PROBLEM DESCRIPTION:
Below are the records; pull every line that includes "CABINET".

DATA PROVIDED:

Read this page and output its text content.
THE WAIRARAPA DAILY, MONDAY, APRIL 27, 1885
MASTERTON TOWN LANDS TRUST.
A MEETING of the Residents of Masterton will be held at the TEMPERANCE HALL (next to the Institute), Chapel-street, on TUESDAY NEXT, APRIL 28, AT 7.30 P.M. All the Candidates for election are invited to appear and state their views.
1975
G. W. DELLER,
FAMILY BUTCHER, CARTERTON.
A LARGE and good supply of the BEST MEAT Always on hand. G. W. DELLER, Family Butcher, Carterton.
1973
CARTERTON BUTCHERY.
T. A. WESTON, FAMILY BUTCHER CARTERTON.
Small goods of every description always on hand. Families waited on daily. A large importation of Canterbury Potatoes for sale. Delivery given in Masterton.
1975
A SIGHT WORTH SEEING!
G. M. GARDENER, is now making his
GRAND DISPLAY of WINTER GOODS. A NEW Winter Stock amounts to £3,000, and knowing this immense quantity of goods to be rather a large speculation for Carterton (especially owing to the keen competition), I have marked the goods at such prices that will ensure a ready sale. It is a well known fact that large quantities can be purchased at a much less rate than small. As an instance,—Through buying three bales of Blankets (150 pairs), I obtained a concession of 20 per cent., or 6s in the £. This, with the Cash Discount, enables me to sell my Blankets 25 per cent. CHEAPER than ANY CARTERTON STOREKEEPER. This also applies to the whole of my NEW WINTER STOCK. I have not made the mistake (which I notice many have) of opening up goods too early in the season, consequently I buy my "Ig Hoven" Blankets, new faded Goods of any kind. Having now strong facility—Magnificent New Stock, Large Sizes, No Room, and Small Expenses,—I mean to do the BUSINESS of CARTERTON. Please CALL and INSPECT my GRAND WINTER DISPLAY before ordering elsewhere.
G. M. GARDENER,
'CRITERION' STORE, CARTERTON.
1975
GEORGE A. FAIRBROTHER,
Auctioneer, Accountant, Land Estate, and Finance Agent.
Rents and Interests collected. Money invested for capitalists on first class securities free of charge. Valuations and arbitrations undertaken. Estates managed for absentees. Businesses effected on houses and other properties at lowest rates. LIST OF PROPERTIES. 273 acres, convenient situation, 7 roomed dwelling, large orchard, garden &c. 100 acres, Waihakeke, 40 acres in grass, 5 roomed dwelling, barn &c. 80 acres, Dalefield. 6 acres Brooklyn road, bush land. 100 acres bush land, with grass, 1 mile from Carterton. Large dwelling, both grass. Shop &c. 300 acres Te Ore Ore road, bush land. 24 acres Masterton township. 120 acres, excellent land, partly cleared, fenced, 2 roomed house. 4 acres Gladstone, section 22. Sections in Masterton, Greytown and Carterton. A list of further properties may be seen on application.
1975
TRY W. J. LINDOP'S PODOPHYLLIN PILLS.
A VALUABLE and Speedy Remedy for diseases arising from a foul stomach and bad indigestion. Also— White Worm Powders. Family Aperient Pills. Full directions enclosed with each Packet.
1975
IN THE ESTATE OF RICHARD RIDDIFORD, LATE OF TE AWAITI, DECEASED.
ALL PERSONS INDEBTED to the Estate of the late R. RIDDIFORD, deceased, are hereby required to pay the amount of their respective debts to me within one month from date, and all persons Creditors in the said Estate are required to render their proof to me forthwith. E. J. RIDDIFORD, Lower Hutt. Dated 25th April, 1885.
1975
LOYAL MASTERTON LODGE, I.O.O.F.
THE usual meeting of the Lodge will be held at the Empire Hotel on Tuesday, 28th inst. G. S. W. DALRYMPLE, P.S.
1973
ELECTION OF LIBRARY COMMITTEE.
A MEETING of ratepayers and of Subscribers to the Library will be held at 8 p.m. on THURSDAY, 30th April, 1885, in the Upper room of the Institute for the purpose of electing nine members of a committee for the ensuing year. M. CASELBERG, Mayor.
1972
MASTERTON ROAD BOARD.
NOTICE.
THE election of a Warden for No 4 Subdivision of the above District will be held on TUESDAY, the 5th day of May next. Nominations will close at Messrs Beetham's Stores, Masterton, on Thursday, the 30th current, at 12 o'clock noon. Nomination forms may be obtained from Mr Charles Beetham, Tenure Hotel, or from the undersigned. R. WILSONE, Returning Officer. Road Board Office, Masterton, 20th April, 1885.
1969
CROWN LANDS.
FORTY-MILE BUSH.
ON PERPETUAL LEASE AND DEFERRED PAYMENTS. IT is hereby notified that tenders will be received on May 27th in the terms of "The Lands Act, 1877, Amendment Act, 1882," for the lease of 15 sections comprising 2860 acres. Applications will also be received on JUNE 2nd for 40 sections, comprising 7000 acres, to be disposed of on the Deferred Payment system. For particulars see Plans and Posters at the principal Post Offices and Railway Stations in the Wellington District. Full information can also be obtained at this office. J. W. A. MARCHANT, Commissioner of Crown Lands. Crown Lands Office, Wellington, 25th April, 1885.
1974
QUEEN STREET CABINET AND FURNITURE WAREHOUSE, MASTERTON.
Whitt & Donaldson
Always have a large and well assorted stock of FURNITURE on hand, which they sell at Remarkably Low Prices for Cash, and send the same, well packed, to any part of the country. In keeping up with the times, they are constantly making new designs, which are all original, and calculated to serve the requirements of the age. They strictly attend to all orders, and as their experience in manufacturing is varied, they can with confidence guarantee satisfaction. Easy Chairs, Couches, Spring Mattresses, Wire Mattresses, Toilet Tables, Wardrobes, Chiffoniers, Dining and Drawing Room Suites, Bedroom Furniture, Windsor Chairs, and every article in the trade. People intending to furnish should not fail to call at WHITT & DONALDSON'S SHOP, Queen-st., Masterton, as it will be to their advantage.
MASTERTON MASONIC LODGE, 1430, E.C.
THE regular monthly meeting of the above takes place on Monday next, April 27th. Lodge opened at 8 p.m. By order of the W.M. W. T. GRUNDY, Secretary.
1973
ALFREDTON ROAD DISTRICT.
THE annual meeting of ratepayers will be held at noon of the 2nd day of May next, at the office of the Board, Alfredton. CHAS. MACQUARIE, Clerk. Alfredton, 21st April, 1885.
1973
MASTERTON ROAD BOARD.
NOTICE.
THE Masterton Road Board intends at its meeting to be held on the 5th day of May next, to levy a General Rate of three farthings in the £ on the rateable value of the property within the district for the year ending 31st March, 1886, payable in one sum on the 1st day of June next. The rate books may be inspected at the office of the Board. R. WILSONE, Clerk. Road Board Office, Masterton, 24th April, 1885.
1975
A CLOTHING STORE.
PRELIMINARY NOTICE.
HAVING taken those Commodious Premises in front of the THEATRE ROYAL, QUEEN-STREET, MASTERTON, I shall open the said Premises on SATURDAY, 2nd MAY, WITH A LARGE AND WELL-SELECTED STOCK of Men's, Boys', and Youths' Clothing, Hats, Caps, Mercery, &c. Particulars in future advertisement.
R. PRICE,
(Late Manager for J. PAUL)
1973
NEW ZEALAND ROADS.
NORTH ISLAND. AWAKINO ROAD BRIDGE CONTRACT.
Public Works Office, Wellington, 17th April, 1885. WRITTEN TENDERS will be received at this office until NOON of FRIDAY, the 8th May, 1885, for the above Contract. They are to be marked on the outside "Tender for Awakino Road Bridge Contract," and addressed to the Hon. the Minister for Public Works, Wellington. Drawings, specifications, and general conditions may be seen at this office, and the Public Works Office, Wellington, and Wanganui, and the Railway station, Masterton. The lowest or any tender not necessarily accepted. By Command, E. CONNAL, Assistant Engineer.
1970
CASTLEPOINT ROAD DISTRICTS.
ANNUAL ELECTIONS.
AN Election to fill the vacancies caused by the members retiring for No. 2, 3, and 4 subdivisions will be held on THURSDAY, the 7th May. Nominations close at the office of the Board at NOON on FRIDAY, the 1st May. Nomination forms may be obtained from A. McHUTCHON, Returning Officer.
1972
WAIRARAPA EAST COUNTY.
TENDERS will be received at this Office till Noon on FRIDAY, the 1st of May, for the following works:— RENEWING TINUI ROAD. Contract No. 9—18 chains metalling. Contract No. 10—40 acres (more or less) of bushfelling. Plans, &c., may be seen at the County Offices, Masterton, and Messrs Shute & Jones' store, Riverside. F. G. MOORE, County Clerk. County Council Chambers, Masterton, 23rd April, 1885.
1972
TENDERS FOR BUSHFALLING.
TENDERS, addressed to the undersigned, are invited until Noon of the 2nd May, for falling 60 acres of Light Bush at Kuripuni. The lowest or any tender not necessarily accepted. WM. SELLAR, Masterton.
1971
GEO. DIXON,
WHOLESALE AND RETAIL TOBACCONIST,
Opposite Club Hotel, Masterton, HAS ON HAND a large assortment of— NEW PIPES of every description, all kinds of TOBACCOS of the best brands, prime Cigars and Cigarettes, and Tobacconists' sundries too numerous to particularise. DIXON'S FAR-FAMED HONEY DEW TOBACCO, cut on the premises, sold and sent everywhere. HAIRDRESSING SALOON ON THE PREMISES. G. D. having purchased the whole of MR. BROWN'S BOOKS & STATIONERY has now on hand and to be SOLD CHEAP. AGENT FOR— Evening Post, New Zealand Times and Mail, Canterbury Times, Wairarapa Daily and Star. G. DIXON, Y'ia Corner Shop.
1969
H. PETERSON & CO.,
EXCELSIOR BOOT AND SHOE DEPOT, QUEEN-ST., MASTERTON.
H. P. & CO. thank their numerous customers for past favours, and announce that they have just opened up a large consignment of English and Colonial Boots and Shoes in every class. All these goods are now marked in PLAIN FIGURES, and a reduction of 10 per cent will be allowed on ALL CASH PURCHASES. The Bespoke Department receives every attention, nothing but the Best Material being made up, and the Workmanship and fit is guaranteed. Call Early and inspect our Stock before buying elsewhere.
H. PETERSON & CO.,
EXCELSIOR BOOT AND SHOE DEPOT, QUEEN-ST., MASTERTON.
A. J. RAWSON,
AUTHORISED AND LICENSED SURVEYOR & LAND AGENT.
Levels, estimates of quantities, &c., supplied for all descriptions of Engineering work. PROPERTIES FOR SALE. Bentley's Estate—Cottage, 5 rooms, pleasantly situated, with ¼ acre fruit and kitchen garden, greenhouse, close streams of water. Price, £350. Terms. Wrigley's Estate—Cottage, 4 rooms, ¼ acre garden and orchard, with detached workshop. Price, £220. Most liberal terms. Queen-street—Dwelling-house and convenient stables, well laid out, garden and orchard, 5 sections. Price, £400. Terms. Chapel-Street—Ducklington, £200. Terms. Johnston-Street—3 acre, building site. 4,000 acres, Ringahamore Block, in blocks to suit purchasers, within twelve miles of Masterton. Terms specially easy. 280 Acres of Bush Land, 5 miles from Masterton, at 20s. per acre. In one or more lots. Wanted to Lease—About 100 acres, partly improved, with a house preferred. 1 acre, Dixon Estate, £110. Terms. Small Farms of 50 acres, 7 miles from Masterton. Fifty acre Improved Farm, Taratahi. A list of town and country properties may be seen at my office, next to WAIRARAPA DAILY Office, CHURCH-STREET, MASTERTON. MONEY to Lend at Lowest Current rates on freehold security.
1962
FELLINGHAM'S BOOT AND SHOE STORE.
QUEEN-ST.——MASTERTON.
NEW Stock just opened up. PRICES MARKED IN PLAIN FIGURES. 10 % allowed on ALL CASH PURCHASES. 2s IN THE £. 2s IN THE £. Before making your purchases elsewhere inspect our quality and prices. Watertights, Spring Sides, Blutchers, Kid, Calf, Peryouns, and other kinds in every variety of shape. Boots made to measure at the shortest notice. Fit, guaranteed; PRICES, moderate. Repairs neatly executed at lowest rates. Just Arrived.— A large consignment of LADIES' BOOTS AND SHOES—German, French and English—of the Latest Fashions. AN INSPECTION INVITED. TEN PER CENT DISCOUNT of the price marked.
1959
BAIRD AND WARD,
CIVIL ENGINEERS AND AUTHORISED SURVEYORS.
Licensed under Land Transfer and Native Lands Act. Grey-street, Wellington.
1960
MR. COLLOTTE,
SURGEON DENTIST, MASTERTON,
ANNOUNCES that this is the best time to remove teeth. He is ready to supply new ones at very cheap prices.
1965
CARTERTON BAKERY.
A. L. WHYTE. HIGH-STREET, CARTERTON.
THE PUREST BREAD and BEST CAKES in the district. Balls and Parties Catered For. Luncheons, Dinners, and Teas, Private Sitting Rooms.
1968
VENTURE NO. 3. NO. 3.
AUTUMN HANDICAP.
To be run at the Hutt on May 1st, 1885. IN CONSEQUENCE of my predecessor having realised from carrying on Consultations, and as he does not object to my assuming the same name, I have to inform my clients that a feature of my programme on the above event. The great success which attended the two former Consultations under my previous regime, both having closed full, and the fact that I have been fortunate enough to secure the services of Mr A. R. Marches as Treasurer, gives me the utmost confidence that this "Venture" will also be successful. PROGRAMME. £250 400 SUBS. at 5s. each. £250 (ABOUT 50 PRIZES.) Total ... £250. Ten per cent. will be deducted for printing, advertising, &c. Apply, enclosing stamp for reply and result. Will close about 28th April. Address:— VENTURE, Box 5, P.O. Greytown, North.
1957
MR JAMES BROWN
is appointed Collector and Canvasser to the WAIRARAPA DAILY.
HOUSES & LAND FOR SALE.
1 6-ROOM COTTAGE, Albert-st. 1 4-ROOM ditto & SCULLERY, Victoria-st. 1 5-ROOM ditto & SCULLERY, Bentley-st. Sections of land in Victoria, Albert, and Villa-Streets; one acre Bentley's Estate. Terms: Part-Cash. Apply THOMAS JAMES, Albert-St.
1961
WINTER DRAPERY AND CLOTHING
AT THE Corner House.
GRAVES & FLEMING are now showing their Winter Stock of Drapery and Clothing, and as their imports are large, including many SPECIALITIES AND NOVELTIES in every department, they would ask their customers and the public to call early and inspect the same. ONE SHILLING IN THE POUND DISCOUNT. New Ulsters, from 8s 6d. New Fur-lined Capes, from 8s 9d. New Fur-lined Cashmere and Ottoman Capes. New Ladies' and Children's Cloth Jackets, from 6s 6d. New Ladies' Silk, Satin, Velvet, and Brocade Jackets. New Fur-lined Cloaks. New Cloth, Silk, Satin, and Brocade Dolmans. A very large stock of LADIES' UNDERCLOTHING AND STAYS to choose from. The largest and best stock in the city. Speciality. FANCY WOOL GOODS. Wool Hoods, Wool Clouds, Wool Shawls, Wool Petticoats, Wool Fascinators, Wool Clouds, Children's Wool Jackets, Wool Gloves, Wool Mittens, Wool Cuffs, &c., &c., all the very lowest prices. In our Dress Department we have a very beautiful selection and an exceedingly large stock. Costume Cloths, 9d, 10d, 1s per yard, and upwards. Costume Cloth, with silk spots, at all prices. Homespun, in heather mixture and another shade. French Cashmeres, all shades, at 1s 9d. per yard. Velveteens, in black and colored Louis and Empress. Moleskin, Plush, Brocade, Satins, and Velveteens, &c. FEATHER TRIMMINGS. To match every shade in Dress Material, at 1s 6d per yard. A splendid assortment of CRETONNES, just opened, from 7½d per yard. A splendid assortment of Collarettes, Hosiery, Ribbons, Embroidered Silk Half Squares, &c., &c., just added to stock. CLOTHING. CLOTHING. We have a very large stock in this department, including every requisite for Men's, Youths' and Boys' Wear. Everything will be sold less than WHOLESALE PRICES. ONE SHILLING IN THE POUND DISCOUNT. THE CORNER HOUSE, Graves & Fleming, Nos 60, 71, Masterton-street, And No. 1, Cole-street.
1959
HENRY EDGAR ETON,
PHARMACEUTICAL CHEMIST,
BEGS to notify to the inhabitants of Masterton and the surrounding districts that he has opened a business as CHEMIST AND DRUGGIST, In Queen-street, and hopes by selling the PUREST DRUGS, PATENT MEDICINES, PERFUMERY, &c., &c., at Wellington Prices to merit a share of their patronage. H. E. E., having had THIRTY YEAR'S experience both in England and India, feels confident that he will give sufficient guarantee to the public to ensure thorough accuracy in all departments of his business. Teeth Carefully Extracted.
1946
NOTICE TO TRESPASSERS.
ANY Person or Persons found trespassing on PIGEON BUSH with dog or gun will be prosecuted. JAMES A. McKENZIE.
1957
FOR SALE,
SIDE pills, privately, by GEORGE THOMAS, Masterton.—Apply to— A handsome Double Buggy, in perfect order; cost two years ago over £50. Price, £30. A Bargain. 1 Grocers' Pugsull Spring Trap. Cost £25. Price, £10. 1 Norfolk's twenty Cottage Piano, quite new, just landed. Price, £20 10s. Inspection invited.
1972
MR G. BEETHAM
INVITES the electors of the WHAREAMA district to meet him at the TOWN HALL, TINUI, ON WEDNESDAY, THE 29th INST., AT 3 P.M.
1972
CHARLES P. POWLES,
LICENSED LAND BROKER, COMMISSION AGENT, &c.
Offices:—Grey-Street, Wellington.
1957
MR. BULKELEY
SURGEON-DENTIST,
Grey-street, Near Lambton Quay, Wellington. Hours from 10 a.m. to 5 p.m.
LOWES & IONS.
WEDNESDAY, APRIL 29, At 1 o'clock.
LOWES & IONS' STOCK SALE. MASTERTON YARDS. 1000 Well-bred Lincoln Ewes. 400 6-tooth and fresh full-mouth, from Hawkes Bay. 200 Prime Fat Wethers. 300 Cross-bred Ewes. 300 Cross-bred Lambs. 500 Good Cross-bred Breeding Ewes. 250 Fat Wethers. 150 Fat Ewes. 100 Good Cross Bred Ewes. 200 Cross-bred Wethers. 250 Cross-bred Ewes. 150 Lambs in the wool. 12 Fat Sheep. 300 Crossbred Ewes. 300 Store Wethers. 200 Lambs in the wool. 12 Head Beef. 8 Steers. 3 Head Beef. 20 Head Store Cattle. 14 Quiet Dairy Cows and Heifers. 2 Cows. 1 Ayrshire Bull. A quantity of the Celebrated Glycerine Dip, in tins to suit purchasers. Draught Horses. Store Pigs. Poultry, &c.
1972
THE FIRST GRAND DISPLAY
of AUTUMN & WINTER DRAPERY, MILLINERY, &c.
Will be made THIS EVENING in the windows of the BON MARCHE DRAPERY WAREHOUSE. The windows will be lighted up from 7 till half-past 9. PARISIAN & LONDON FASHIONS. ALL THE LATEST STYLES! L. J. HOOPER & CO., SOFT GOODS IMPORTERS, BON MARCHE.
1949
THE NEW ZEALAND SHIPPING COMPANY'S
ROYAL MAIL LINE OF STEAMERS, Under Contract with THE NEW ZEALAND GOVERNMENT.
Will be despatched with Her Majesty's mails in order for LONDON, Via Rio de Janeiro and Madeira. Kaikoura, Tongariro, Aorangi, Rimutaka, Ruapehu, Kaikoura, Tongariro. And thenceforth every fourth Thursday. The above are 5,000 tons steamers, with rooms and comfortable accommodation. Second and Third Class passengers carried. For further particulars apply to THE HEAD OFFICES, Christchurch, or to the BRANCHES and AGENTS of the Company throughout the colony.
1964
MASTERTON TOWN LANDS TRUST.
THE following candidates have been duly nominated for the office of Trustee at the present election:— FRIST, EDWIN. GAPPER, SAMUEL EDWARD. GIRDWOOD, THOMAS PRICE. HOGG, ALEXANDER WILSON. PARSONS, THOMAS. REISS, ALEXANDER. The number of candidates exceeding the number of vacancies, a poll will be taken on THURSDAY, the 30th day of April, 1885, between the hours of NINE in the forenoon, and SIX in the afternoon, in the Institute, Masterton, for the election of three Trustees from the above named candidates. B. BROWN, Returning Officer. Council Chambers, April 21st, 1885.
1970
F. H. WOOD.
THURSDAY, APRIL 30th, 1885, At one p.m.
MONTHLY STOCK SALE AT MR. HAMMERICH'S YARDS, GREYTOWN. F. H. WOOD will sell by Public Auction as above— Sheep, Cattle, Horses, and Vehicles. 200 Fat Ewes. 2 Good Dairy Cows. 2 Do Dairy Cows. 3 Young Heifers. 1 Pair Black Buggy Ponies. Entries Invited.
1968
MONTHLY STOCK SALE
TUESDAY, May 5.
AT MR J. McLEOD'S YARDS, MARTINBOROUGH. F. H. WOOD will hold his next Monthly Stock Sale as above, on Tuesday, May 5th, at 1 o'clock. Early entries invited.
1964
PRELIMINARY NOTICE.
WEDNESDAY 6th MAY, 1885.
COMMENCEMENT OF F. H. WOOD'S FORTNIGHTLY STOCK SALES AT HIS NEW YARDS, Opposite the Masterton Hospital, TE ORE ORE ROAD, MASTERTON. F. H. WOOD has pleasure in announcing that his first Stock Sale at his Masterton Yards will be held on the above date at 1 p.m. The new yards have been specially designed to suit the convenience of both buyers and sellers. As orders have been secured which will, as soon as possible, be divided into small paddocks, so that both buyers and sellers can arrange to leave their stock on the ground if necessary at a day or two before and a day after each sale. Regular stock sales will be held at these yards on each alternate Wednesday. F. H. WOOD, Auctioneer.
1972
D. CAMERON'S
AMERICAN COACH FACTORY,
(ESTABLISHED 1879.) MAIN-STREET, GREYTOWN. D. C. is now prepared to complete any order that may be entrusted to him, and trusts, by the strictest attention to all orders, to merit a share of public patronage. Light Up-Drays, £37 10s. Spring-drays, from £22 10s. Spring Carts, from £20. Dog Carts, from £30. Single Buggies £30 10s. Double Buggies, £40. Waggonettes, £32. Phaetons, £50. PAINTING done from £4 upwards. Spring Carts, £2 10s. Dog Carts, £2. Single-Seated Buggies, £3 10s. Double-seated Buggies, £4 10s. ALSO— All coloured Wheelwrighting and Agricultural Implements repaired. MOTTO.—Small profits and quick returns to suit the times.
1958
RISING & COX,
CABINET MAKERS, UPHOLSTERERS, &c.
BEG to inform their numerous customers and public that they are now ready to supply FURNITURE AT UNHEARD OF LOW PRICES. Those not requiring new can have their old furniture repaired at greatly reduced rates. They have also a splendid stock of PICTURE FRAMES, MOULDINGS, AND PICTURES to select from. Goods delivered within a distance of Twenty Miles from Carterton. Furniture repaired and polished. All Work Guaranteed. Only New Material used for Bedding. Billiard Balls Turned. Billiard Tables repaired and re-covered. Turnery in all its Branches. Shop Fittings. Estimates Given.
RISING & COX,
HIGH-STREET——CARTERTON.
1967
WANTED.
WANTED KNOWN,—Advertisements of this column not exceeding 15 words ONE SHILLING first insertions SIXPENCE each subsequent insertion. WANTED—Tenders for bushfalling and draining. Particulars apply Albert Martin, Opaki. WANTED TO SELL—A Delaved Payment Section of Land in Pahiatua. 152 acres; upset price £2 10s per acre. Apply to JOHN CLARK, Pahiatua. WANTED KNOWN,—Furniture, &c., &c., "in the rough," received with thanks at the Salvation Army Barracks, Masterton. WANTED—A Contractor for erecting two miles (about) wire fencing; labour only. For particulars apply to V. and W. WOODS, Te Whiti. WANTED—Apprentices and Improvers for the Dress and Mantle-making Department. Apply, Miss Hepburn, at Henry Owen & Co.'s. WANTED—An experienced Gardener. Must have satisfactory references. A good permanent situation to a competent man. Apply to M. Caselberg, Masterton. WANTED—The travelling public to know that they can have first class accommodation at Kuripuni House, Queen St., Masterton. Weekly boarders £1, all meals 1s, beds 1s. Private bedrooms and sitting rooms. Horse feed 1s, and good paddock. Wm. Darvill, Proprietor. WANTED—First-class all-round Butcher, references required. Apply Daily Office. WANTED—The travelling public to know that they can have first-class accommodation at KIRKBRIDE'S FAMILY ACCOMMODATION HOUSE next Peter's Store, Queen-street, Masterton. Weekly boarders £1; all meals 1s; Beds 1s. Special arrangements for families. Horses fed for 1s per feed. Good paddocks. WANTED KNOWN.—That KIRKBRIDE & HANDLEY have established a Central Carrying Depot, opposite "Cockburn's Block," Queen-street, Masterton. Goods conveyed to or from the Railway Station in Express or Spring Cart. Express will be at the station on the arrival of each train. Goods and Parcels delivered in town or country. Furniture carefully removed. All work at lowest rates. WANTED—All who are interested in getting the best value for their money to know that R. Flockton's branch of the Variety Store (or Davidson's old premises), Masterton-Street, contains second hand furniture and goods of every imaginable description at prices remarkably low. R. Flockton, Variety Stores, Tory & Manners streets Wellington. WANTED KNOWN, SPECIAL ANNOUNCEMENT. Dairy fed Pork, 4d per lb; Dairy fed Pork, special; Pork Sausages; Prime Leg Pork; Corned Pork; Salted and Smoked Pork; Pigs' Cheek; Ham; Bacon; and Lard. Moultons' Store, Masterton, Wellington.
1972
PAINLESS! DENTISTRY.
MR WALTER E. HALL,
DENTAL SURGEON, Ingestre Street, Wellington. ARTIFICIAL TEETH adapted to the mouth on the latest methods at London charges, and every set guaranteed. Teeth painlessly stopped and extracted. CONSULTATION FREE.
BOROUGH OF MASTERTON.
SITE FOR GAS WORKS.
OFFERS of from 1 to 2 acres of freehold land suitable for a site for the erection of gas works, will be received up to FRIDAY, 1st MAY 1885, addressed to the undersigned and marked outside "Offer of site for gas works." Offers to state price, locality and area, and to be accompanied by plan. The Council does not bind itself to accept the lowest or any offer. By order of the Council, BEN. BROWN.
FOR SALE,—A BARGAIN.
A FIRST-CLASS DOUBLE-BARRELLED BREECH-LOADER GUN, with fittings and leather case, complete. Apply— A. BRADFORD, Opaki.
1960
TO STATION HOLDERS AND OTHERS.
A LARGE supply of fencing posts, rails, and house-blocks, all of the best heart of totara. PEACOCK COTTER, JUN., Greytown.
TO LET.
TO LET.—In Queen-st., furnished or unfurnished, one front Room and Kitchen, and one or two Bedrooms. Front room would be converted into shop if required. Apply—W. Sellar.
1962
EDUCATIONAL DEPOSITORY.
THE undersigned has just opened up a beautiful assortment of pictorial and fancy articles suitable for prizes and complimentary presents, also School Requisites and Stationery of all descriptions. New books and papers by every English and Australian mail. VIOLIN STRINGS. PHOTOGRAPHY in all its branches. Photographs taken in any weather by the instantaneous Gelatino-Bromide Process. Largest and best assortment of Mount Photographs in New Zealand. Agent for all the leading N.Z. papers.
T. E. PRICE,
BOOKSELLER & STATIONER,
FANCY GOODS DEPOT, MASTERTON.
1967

WRITTEN SOLUTION:
QUEEN STREET CABINET AND FURNITURE WAREHOUSE, MASTERTON.
CABINET MAKERS, UPHOLSTERERS, &c.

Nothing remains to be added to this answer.